Asia Bibi’s case illustrates how blasphemy laws are used to persecute the weakest of the weak among the country’s religious minorities.
After a long and tortured eight years, Asia Noreen Bibi — a poor agricultural worker, who has been sitting on death row on allegations of blasphemy — finally had her appeal heard by Pakistan’s Supreme Court. But, like many actions taken by the country’s highest court recently, the long-awaited judgment caused some consternation by not being announced.
The decision to reserve the judgment has often been the practice in high-profile political or social cases. In Asia Bibi’s case, the court is likely concerned about the anticipated reaction from Pakistan extremist Islamist groups — some of whom are already threatening adverse consequences if Bibi is acquitted. Even under Pakistan’s flawed blasphemy laws, the case against Bibi was based on contradictory testimony and should result in acquittal on appeal, in the view of most legal experts.
The Tehreek-e-Labaik Pakistan (TLP), the influential Islamist group which won 2.2 million votes out of 40 million votes cast, and which came second or third in some key contests, beating established political parties, is leading the charge against Asia Bibi’s acquittal. Prime Minister Imran Khan gave the group its first victory by sacking distinguished Princeton University economist, Atif Mian, from the Economic Advisory Council because of his Ahmadi faith.
The TLP has made punishing blasphemy its rallying cry and lionises Mumtaz Qadri, the bodyguard who murdered former Punjab governor Salman Taseer in January 2011 for advocating changes to Pakistan’s blasphemy law.
The party’s leaders have now warned the Supreme Court against any “concession or softness” for Bibi and have said that there would be “terrible consequences” if, as has been suggested, Asia Bibi is allowed to proceed abroad for her safety after acquittal by the Supreme Court.
# # # # #
List of tasks.
A. Write out the passage on Asia Bibi's blasphemy case in full, word for word.
B. In the entries, from the very first line through the line containing "left-output-box (0, 598, 92, 641)", change "Output Encrypted" to "Encrypted Output" and give back only those lines with nothing else altered.
The entries have no connection to the passage on Asia Bibi's case.

[Element location data]
# # # # #
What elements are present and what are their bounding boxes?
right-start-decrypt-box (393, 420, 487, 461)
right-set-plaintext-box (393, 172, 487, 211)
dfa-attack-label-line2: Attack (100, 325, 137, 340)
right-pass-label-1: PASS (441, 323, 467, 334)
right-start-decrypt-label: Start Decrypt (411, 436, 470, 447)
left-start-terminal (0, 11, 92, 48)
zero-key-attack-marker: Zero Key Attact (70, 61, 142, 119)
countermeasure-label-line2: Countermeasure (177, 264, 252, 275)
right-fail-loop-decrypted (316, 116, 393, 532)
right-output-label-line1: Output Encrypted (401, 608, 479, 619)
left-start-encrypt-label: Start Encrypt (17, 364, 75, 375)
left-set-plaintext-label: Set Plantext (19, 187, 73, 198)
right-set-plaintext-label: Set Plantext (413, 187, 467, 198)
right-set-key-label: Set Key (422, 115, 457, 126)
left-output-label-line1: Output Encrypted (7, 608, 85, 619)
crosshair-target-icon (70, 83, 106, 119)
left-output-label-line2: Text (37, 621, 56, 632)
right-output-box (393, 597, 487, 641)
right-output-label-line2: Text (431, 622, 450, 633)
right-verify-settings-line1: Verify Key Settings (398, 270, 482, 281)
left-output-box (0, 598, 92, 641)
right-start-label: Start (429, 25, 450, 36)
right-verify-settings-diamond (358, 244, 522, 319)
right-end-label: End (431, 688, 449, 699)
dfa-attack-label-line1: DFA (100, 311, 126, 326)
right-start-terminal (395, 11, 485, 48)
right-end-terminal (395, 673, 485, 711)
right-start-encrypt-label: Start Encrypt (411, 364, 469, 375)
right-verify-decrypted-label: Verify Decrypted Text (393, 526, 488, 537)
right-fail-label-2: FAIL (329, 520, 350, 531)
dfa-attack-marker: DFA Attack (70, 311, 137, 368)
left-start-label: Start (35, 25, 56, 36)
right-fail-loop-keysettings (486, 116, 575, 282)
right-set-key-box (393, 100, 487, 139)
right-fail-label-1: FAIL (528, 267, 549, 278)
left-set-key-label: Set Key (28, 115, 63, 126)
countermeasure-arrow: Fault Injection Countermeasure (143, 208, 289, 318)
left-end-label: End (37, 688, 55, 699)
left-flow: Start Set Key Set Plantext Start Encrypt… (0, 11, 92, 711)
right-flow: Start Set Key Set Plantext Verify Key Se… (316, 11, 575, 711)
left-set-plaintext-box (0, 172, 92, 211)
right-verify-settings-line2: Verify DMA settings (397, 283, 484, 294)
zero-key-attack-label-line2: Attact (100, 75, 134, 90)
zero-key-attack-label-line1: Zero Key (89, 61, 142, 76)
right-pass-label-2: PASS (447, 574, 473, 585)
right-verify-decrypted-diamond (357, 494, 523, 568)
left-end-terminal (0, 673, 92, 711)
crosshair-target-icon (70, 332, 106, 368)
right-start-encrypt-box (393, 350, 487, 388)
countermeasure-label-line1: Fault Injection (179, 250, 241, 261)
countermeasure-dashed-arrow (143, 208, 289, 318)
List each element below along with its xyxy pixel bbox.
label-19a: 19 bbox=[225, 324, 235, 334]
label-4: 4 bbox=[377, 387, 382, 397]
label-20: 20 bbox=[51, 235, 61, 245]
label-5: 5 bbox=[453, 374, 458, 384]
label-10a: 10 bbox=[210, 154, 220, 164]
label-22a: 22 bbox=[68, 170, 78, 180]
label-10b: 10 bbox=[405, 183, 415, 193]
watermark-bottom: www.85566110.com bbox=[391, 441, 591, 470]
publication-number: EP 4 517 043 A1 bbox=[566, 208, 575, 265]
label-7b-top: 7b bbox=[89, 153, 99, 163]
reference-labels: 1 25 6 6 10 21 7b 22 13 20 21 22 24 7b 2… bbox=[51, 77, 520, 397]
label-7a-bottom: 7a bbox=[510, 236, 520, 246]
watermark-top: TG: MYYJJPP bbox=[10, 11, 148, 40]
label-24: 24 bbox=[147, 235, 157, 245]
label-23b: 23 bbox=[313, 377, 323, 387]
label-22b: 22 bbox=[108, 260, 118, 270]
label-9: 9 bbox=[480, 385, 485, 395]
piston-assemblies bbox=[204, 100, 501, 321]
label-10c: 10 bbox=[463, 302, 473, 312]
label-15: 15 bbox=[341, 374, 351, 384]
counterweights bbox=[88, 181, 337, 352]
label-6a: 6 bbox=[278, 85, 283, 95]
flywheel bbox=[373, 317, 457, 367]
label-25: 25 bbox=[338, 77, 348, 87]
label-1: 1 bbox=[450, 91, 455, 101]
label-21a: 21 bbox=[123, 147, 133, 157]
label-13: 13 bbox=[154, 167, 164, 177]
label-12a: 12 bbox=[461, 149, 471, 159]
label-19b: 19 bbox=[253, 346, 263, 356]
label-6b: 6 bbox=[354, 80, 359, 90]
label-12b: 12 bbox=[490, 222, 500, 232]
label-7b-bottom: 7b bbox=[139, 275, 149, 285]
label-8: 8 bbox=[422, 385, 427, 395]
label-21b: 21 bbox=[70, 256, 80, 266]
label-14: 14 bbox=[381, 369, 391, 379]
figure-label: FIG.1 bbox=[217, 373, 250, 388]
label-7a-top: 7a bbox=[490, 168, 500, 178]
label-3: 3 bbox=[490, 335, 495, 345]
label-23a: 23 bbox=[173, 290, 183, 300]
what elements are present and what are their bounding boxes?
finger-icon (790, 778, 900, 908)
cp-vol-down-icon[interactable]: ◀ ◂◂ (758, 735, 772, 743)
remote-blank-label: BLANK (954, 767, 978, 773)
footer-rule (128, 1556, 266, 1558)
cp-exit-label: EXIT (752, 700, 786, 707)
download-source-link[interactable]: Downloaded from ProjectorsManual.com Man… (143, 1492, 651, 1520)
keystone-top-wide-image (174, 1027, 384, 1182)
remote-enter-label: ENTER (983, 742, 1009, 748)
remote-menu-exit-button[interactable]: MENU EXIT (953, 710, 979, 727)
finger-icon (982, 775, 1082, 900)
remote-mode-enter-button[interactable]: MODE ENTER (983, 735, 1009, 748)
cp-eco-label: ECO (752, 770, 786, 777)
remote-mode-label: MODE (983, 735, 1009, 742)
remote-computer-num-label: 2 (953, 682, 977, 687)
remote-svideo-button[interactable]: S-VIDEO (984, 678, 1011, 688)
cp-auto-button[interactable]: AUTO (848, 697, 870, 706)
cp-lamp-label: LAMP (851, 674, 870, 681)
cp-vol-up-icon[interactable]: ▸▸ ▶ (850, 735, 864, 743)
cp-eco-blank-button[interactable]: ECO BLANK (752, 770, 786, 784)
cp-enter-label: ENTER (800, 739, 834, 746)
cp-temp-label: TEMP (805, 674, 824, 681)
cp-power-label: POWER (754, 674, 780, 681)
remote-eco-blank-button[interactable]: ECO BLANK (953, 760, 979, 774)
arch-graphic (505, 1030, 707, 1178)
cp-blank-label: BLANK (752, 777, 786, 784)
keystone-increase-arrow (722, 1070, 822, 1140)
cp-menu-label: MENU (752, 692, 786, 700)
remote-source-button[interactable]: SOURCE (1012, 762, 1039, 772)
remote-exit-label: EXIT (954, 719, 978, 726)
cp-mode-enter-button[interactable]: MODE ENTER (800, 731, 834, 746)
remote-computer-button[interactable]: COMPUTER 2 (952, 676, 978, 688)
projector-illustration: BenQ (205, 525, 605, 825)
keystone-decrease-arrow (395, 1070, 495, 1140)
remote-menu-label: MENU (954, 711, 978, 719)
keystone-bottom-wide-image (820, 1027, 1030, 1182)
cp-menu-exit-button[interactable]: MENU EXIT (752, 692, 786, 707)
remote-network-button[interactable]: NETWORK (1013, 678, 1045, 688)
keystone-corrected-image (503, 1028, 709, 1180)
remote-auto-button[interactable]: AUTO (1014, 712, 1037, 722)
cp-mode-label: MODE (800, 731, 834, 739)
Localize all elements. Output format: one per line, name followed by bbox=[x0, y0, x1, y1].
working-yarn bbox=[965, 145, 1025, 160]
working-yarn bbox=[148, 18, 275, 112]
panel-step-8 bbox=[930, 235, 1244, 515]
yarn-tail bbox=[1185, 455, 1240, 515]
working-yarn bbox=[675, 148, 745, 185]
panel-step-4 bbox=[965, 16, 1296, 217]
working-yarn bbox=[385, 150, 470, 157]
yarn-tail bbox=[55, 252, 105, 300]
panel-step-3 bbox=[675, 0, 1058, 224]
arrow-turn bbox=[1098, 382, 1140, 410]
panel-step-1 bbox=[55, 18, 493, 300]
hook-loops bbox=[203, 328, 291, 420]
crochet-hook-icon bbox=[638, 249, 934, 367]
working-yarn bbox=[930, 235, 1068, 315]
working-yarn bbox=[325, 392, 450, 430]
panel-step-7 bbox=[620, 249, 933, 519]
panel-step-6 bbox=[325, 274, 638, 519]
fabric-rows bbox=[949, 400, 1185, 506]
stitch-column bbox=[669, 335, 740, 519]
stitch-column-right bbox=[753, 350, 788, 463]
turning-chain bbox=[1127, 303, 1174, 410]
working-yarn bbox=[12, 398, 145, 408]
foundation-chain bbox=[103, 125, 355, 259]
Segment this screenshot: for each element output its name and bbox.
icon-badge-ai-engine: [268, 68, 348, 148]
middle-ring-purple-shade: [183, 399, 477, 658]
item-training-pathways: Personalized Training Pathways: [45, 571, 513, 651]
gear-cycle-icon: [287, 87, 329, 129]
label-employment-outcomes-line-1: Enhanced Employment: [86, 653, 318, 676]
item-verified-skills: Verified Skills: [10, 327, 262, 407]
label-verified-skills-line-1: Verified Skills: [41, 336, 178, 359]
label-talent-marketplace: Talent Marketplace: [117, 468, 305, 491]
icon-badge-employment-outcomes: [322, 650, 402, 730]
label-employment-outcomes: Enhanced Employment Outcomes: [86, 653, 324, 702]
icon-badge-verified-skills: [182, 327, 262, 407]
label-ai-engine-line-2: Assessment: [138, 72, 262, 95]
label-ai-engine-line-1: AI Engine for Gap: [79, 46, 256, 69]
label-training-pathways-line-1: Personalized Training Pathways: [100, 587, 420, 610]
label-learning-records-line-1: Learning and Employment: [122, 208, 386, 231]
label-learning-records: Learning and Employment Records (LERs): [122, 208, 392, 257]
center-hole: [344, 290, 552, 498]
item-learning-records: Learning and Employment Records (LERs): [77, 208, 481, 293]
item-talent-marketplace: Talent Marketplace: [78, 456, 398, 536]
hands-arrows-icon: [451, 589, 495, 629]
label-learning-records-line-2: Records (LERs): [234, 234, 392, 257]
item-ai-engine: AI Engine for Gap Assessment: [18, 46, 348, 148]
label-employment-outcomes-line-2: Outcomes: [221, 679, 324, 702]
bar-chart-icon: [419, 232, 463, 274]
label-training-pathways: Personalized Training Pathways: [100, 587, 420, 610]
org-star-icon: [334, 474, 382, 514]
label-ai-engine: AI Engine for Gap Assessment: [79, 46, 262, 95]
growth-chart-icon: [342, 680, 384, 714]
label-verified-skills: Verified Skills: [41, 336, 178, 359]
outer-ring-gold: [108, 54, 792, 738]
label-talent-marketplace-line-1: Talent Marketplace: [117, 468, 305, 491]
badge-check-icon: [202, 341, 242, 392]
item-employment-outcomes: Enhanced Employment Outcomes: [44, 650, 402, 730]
# # # # #
Solutions for each task.
A.
Asia Bibi’s case illustrates how blasphemy laws are used to persecute the weakest of the weak among the country’s religious minorities.
After a long and tortured eight years, Asia Noreen Bibi — a poor agricultural worker, who has been sitting on death row on allegations of blasphemy — finally had her appeal heard by Pakistan’s Supreme Court. But, like many actions taken by the country’s highest court recently, the long-awaited judgment caused some consternation by not being announced.
The decision to reserve the judgment has often been the practice in high-profile political or social cases. In Asia Bibi’s case, the court is likely concerned about the anticipated reaction from Pakistan extremist Islamist groups — some of whom are already threatening adverse consequences if Bibi is acquitted. Even under Pakistan’s flawed blasphemy laws, the case against Bibi was based on contradictory testimony and should result in acquittal on appeal, in the view of most legal experts.
The Tehreek-e-Labaik Pakistan (TLP), the influential Islamist group which won 2.2 million votes out of 40 million votes cast, and which came second or third in some key contests, beating established political parties, is leading the charge against Asia Bibi’s acquittal. Prime Minister Imran Khan gave the group its first victory by sacking distinguished Princeton University economist, Atif Mian, from the Economic Advisory Council because of his Ahmadi faith.
The TLP has made punishing blasphemy its rallying cry and lionises Mumtaz Qadri, the bodyguard who murdered former Punjab governor Salman Taseer in January 2011 for advocating changes to Pakistan’s blasphemy law.
The party’s leaders have now warned the Supreme Court against any “concession or softness” for Bibi and have said that there would be “terrible consequences” if, as has been suggested, Asia Bibi is allowed to proceed abroad for her safety after acquittal by the Supreme Court.

B.
What elements are present and what are their bounding boxes?
right-start-decrypt-box (393, 420, 487, 461)
right-set-plaintext-box (393, 172, 487, 211)
dfa-attack-label-line2: Attack (100, 325, 137, 340)
right-pass-label-1: PASS (441, 323, 467, 334)
right-start-decrypt-label: Start Decrypt (411, 436, 470, 447)
left-start-terminal (0, 11, 92, 48)
zero-key-attack-marker: Zero Key Attact (70, 61, 142, 119)
countermeasure-label-line2: Countermeasure (177, 264, 252, 275)
right-fail-loop-decrypted (316, 116, 393, 532)
right-output-label-line1: Encrypted Output (401, 608, 479, 619)
left-start-encrypt-label: Start Encrypt (17, 364, 75, 375)
left-set-plaintext-label: Set Plantext (19, 187, 73, 198)
right-set-plaintext-label: Set Plantext (413, 187, 467, 198)
right-set-key-label: Set Key (422, 115, 457, 126)
left-output-label-line1: Encrypted Output (7, 608, 85, 619)
crosshair-target-icon (70, 83, 106, 119)
left-output-label-line2: Text (37, 621, 56, 632)
right-output-box (393, 597, 487, 641)
right-output-label-line2: Text (431, 622, 450, 633)
right-verify-settings-line1: Verify Key Settings (398, 270, 482, 281)
left-output-box (0, 598, 92, 641)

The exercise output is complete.